**Set exercise**
Find the string "Dosimetría" in the records. Copy every line it appears in.

**Records provided**
□ □ □ □ □ □ □

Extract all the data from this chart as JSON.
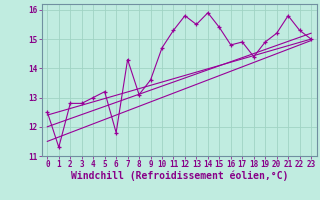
{
  "xlabel": "Windchill (Refroidissement éolien,°C)",
  "bg_color": "#c0ece0",
  "line_color": "#990099",
  "grid_color": "#a0d4c4",
  "spine_color": "#7090a0",
  "x_values": [
    0,
    1,
    2,
    3,
    4,
    5,
    6,
    7,
    8,
    9,
    10,
    11,
    12,
    13,
    14,
    15,
    16,
    17,
    18,
    19,
    20,
    21,
    22,
    23
  ],
  "y_values": [
    12.5,
    11.3,
    12.8,
    12.8,
    13.0,
    13.2,
    11.8,
    14.3,
    13.1,
    13.6,
    14.7,
    15.3,
    15.8,
    15.5,
    15.9,
    15.4,
    14.8,
    14.9,
    14.4,
    14.9,
    15.2,
    15.8,
    15.3,
    15.0
  ],
  "trend1_x": [
    0,
    23
  ],
  "trend1_y": [
    12.4,
    15.0
  ],
  "trend2_x": [
    0,
    23
  ],
  "trend2_y": [
    11.5,
    14.95
  ],
  "trend3_x": [
    0,
    23
  ],
  "trend3_y": [
    12.0,
    15.2
  ],
  "ylim": [
    11.0,
    16.2
  ],
  "xlim": [
    -0.5,
    23.5
  ],
  "yticks": [
    11,
    12,
    13,
    14,
    15,
    16
  ],
  "xticks": [
    0,
    1,
    2,
    3,
    4,
    5,
    6,
    7,
    8,
    9,
    10,
    11,
    12,
    13,
    14,
    15,
    16,
    17,
    18,
    19,
    20,
    21,
    22,
    23
  ],
  "tick_fontsize": 5.5,
  "xlabel_fontsize": 7.0,
  "label_color": "#880088"
}
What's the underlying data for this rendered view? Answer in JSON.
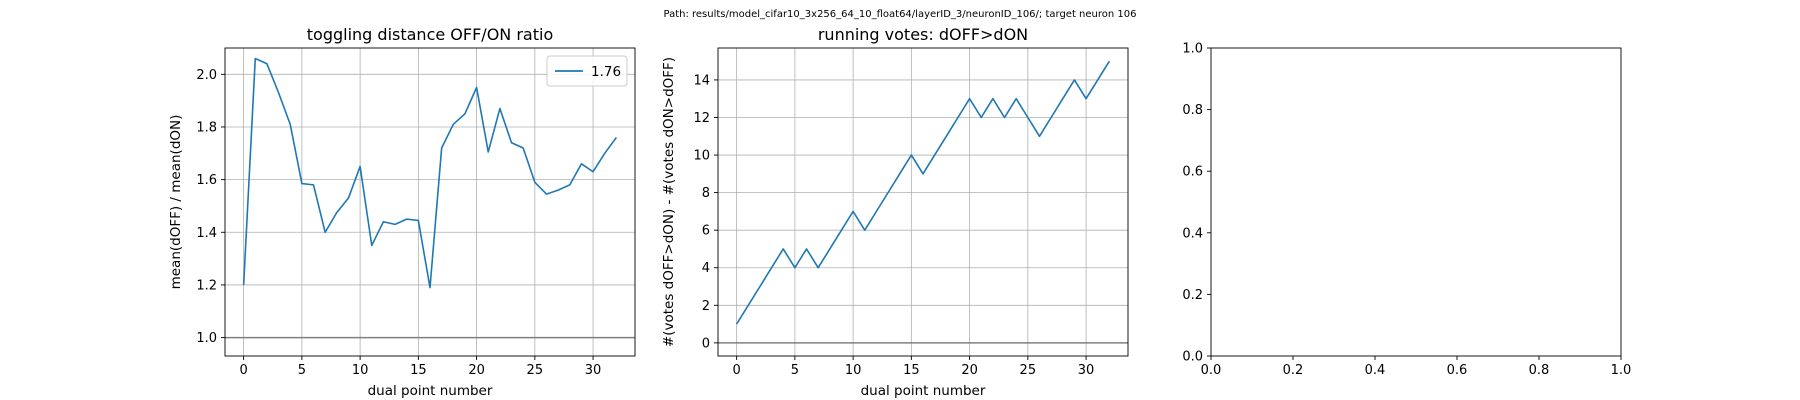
{
  "suptitle": "Path: results/model_cifar10_3x256_64_10_float64/layerID_3/neuronID_106/; target neuron 106",
  "colors": {
    "line": "#1f77b4",
    "grid": "#b0b0b0",
    "refline": "#808080",
    "axis": "#000000"
  },
  "chart_data": [
    {
      "type": "line",
      "title": "toggling distance OFF/ON ratio",
      "xlabel": "dual point number",
      "ylabel": "mean(dOFF) / mean(dON)",
      "xlim": [
        -1.6,
        33.6
      ],
      "ylim": [
        0.93,
        2.1
      ],
      "xticks": [
        0,
        5,
        10,
        15,
        20,
        25,
        30
      ],
      "yticks": [
        1.0,
        1.2,
        1.4,
        1.6,
        1.8,
        2.0
      ],
      "ytick_labels": [
        "1.0",
        "1.2",
        "1.4",
        "1.6",
        "1.8",
        "2.0"
      ],
      "grid": true,
      "hline": 1.0,
      "legend": {
        "position": "top-right",
        "entries": [
          "1.76"
        ]
      },
      "series": [
        {
          "name": "1.76",
          "x": [
            0,
            1,
            2,
            3,
            4,
            5,
            6,
            7,
            8,
            9,
            10,
            11,
            12,
            13,
            14,
            15,
            16,
            17,
            18,
            19,
            20,
            21,
            22,
            23,
            24,
            25,
            26,
            27,
            28,
            29,
            30,
            31,
            32
          ],
          "y": [
            1.2,
            2.06,
            2.04,
            1.93,
            1.81,
            1.585,
            1.58,
            1.4,
            1.475,
            1.53,
            1.65,
            1.35,
            1.44,
            1.43,
            1.45,
            1.445,
            1.19,
            1.72,
            1.81,
            1.85,
            1.95,
            1.705,
            1.87,
            1.74,
            1.72,
            1.59,
            1.545,
            1.56,
            1.58,
            1.66,
            1.63,
            1.7,
            1.76
          ]
        }
      ]
    },
    {
      "type": "line",
      "title": "running votes: dOFF>dON",
      "xlabel": "dual point number",
      "ylabel": "#(votes dOFF>dON) - #(votes dON>dOFF)",
      "xlim": [
        -1.6,
        33.6
      ],
      "ylim": [
        -0.7,
        15.7
      ],
      "xticks": [
        0,
        5,
        10,
        15,
        20,
        25,
        30
      ],
      "yticks": [
        0,
        2,
        4,
        6,
        8,
        10,
        12,
        14
      ],
      "ytick_labels": [
        "0",
        "2",
        "4",
        "6",
        "8",
        "10",
        "12",
        "14"
      ],
      "grid": true,
      "hline": 0,
      "series": [
        {
          "name": "",
          "x": [
            0,
            1,
            2,
            3,
            4,
            5,
            6,
            7,
            8,
            9,
            10,
            11,
            12,
            13,
            14,
            15,
            16,
            17,
            18,
            19,
            20,
            21,
            22,
            23,
            24,
            25,
            26,
            27,
            28,
            29,
            30,
            31,
            32
          ],
          "y": [
            1,
            2,
            3,
            4,
            5,
            4,
            5,
            4,
            5,
            6,
            7,
            6,
            7,
            8,
            9,
            10,
            9,
            10,
            11,
            12,
            13,
            12,
            13,
            12,
            13,
            12,
            11,
            12,
            13,
            14,
            13,
            14,
            15
          ]
        }
      ]
    },
    {
      "type": "line",
      "title": "",
      "xlabel": "",
      "ylabel": "",
      "xlim": [
        0,
        1
      ],
      "ylim": [
        0,
        1
      ],
      "xticks": [
        0,
        0.2,
        0.4,
        0.6,
        0.8,
        1.0
      ],
      "xtick_labels": [
        "0.0",
        "0.2",
        "0.4",
        "0.6",
        "0.8",
        "1.0"
      ],
      "yticks": [
        0,
        0.2,
        0.4,
        0.6,
        0.8,
        1.0
      ],
      "ytick_labels": [
        "0.0",
        "0.2",
        "0.4",
        "0.6",
        "0.8",
        "1.0"
      ],
      "grid": false,
      "series": []
    }
  ]
}
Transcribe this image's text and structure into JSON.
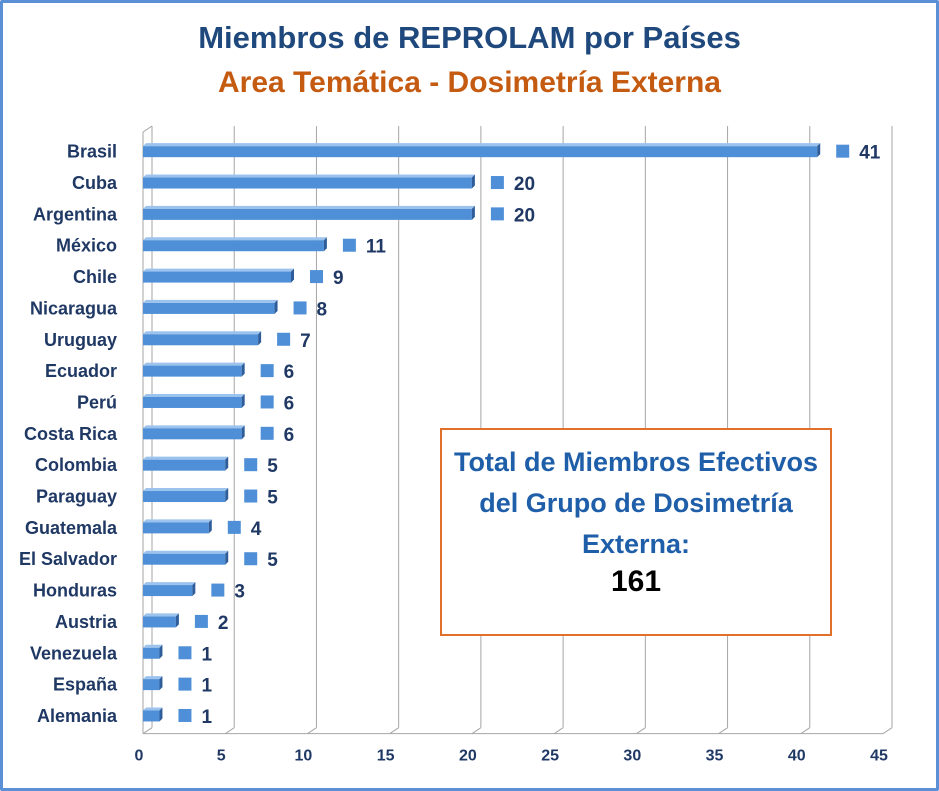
{
  "colors": {
    "bar": "#4f8fd8",
    "bar_dark": "#2e5d99",
    "bar_light": "#9cc3ee",
    "title": "#1f497d",
    "subtitle": "#c55a11",
    "box_border": "#e0702a",
    "grid": "#a6a6a6"
  },
  "total_box": {
    "text": "Total de Miembros Efectivos del Grupo de Dosimetría Externa:",
    "value": "161"
  },
  "chart_data": {
    "type": "bar",
    "orientation": "horizontal",
    "title": "Miembros de REPROLAM por Países",
    "subtitle": "Area Temática - Dosimetría Externa",
    "categories": [
      "Brasil",
      "Cuba",
      "Argentina",
      "México",
      "Chile",
      "Nicaragua",
      "Uruguay",
      "Ecuador",
      "Perú",
      "Costa Rica",
      "Colombia",
      "Paraguay",
      "Guatemala",
      "El Salvador",
      "Honduras",
      "Austria",
      "Venezuela",
      "España",
      "Alemania"
    ],
    "values": [
      41,
      20,
      20,
      11,
      9,
      8,
      7,
      6,
      6,
      6,
      5,
      5,
      4,
      5,
      3,
      2,
      1,
      1,
      1
    ],
    "xlim": [
      0,
      45
    ],
    "xticks": [
      0,
      5,
      10,
      15,
      20,
      25,
      30,
      35,
      40,
      45
    ],
    "grid": true,
    "data_labels": true
  }
}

□ □ □ □ □ □ □

**Finished answer**
    "text": "Total de Miembros Efectivos del Grupo de Dosimetría Externa:",
    "subtitle": "Area Temática - Dosimetría Externa",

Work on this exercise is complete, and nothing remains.